### Problem to solve
Please print every line from the one containing "Decode this image" through the last line of the records below, exactly as written and nothing more.

Stored data
######

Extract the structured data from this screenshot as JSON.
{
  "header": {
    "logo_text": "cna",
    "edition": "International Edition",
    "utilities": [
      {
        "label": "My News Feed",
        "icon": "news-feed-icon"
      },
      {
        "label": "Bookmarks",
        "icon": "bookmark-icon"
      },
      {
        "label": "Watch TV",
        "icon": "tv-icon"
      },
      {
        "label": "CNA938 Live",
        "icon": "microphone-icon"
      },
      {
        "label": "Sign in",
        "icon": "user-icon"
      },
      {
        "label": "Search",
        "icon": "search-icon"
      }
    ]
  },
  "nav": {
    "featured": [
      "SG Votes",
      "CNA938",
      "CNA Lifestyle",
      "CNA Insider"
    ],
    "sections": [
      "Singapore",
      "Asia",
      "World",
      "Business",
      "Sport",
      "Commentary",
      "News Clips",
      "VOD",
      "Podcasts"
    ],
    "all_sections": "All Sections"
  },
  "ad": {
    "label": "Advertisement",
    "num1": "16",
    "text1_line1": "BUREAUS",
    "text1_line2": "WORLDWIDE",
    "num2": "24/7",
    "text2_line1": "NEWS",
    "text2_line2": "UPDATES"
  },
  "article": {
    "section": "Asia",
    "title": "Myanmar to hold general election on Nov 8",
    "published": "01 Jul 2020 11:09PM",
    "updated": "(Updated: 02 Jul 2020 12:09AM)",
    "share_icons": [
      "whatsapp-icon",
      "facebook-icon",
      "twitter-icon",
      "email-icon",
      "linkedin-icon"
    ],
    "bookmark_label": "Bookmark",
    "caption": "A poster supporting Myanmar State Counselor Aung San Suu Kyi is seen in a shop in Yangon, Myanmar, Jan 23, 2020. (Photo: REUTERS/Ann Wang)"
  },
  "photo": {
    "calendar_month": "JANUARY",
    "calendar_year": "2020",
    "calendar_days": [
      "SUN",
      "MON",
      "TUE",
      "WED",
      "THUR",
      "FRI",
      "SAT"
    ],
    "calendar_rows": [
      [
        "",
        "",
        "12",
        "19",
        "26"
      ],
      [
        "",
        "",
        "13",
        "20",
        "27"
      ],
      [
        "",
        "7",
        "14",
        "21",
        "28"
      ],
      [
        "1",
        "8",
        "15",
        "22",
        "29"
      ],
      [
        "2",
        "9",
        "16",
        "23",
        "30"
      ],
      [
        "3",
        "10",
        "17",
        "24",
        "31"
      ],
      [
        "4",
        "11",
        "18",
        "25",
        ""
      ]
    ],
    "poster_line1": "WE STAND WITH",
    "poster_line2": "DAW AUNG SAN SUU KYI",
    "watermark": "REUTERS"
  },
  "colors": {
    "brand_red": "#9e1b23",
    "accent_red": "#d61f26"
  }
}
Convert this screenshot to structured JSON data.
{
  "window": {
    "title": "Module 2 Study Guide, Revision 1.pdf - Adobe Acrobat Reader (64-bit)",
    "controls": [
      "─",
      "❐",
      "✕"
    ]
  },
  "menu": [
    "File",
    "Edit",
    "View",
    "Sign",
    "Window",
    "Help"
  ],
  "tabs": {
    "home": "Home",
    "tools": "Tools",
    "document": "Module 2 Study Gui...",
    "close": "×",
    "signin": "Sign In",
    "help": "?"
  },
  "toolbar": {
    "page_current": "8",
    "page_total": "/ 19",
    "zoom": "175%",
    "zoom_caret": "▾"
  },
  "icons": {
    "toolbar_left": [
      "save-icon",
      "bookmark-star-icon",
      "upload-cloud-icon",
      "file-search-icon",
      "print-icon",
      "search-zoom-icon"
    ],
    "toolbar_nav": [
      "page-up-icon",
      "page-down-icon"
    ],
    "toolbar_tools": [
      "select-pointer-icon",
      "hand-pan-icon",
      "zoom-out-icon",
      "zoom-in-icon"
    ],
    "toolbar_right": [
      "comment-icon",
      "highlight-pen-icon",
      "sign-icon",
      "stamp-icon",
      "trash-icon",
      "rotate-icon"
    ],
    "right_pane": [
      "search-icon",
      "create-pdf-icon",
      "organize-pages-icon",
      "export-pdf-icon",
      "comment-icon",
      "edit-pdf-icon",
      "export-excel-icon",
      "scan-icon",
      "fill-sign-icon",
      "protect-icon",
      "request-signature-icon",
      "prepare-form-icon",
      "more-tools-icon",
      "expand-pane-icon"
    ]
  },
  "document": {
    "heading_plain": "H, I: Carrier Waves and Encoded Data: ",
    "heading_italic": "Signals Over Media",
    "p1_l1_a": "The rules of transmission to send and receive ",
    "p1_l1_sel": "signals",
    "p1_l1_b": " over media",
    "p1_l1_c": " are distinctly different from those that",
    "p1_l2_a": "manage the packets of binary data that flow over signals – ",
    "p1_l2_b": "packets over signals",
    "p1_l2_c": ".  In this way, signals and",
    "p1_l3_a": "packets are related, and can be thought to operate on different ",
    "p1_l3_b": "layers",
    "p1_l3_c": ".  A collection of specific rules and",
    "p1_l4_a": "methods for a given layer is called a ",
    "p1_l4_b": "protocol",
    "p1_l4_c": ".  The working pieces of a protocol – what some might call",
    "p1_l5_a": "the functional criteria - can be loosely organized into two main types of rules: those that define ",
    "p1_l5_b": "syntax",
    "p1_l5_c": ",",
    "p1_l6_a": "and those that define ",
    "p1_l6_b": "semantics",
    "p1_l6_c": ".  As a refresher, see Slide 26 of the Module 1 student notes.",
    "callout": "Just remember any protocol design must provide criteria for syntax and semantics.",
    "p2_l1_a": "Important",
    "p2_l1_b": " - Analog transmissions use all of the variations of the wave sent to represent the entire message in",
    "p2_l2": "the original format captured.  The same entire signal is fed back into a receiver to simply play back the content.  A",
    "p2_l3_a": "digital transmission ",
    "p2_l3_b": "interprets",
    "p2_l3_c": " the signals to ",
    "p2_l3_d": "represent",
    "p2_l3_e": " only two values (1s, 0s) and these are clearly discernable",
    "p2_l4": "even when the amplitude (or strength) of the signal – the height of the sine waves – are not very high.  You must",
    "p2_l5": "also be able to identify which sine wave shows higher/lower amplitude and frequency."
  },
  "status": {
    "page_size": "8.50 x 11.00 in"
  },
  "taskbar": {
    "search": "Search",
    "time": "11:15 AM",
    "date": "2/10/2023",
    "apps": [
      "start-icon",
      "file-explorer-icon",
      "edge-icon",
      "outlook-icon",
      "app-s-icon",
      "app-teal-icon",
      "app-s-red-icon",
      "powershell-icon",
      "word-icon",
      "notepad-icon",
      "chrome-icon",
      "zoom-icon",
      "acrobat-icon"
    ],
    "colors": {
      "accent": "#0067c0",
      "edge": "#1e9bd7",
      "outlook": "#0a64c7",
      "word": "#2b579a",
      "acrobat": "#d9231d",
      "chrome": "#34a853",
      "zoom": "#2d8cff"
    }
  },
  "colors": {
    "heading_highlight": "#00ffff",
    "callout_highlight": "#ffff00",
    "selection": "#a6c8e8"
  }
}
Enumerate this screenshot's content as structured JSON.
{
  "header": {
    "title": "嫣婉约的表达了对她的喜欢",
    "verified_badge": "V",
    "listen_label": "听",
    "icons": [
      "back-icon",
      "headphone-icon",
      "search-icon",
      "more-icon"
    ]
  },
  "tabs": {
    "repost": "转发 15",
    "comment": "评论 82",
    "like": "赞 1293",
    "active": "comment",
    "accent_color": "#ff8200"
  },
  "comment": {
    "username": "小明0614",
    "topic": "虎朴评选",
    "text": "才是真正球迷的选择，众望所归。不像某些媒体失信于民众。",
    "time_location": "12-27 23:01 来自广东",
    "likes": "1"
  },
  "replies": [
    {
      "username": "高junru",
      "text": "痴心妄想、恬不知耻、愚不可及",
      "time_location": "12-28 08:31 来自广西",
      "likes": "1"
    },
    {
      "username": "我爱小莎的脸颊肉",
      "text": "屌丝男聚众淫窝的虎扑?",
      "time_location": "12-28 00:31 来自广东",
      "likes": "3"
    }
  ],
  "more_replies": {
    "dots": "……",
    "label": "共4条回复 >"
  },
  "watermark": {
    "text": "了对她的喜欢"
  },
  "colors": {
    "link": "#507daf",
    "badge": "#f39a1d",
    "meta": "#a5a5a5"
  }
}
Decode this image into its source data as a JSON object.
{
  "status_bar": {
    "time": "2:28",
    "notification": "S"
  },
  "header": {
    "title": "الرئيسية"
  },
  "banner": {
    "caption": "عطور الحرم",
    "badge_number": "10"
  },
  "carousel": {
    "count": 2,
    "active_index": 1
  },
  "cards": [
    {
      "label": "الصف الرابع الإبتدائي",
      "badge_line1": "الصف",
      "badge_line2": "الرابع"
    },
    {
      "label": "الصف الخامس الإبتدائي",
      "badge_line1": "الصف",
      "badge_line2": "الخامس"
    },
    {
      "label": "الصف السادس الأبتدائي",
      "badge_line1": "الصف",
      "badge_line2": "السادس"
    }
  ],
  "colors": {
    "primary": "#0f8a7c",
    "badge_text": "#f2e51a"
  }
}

######

### Solution to this task
Decode this image into its source data as a JSON object.
{
  "status_bar": {
    "time": "2:28",
    "notification": "S"
  },
  "header": {
    "title": "الرئيسية"
  },
  "banner": {
    "caption": "عطور الحرم",
    "badge_number": "10"
  },
  "carousel": {
    "count": 2,
    "active_index": 1
  },
  "cards": [
    {
      "label": "الصف الرابع الإبتدائي",
      "badge_line1": "الصف",
      "badge_line2": "الرابع"
    },
    {
      "label": "الصف الخامس الإبتدائي",
      "badge_line1": "الصف",
      "badge_line2": "الخامس"
    },
    {
      "label": "الصف السادس الأبتدائي",
      "badge_line1": "الصف",
      "badge_line2": "السادس"
    }
  ],
  "colors": {
    "primary": "#0f8a7c",
    "badge_text": "#f2e51a"
  }
}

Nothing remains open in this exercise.